Write out the whole listing exactly as it stands.
begin Provided material
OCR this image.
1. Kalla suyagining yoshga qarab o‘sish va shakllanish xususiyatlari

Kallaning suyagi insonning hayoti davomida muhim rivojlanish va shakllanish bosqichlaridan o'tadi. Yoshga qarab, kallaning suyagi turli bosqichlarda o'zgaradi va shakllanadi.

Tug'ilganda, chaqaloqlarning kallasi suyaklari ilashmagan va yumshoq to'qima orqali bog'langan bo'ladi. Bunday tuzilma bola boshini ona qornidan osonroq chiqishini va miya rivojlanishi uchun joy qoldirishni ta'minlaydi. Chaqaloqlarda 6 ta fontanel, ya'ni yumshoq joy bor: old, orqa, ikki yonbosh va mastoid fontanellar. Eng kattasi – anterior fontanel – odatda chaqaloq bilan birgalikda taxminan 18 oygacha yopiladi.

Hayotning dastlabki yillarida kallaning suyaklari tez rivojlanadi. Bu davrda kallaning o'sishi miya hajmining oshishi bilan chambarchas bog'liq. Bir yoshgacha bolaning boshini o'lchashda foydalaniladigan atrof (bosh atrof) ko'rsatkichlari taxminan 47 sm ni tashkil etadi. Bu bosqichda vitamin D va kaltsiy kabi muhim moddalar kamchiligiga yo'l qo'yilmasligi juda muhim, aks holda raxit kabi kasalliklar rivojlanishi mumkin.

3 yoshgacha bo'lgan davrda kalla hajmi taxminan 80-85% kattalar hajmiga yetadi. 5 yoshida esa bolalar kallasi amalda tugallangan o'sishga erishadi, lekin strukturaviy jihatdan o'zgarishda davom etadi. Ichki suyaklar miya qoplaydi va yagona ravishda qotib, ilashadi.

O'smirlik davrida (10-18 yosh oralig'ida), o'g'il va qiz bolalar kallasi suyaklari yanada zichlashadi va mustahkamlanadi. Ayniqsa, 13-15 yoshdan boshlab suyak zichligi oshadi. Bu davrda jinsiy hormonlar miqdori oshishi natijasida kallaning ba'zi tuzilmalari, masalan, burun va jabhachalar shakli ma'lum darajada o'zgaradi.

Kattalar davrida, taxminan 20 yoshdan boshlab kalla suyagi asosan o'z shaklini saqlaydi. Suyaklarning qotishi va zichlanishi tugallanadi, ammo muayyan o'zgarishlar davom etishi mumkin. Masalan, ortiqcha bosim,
end Provided material
Task answer
OCR this image.
1. Kalla suyagining yoshga qarab o‘sish va shakllanish xususiyatlari

Kallaning suyagi insonning hayoti davomida muhim rivojlanish va shakllanish bosqichlaridan o'tadi. Yoshga qarab, kallaning suyagi turli bosqichlarda o'zgaradi va shakllanadi.

Tug'ilganda, chaqaloqlarning kallasi suyaklari ilashmagan va yumshoq to'qima orqali bog'langan bo'ladi. Bunday tuzilma bola boshini ona qornidan osonroq chiqishini va miya rivojlanishi uchun joy qoldirishni ta'minlaydi. Chaqaloqlarda 6 ta fontanel, ya'ni yumshoq joy bor: old, orqa, ikki yonbosh va mastoid fontanellar. Eng kattasi – anterior fontanel – odatda chaqaloq bilan birgalikda taxminan 18 oygacha yopiladi.

Hayotning dastlabki yillarida kallaning suyaklari tez rivojlanadi. Bu davrda kallaning o'sishi miya hajmining oshishi bilan chambarchas bog'liq. Bir yoshgacha bolaning boshini o'lchashda foydalaniladigan atrof (bosh atrof) ko'rsatkichlari taxminan 47 sm ni tashkil etadi. Bu bosqichda vitamin D va kaltsiy kabi muhim moddalar kamchiligiga yo'l qo'yilmasligi juda muhim, aks holda raxit kabi kasalliklar rivojlanishi mumkin.

3 yoshgacha bo'lgan davrda kalla hajmi taxminan 80-85% kattalar hajmiga yetadi. 5 yoshida esa bolalar kallasi amalda tugallangan o'sishga erishadi, lekin strukturaviy jihatdan o'zgarishda davom etadi. Ichki suyaklar miya qoplaydi va yagona ravishda qotib, ilashadi.

O'smirlik davrida (10-18 yosh oralig'ida), o'g'il va qiz bolalar kallasi suyaklari yanada zichlashadi va mustahkamlanadi. Ayniqsa, 13-15 yoshdan boshlab suyak zichligi oshadi. Bu davrda jinsiy hormonlar miqdori oshishi natijasida kallaning ba'zi tuzilmalari, masalan, burun va jabhachalar shakli ma'lum darajada o'zgaradi.

Kattalar davrida, taxminan 20 yoshdan boshlab kalla suyagi asosan o'z shaklini saqlaydi. Suyaklarning qotishi va zichlanishi tugallanadi, ammo muayyan o'zgarishlar davom etishi mumkin. Masalan, ortiqcha bosim,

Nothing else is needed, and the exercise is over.